Given problem:
State how many lines hold the word "JSON", with no other words.

Data supplied:
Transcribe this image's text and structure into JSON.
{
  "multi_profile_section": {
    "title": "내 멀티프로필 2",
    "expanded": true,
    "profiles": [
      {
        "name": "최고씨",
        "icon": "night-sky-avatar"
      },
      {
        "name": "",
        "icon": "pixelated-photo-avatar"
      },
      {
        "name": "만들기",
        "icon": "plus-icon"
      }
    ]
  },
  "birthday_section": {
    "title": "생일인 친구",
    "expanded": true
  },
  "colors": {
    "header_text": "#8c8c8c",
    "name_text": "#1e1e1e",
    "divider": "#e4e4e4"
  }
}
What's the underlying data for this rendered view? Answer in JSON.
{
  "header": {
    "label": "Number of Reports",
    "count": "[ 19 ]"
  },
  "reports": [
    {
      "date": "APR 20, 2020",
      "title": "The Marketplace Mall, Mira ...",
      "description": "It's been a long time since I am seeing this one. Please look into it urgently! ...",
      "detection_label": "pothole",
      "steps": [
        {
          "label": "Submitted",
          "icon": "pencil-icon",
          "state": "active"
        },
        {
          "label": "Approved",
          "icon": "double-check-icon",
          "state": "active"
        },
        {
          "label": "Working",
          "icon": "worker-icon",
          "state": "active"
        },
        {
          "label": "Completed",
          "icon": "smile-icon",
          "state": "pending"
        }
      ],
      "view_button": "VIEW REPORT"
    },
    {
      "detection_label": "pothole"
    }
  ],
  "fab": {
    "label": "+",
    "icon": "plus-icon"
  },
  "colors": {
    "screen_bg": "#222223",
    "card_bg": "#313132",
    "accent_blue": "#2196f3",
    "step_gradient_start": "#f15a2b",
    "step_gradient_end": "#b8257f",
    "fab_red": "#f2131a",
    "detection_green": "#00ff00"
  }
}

Solution for this task:
2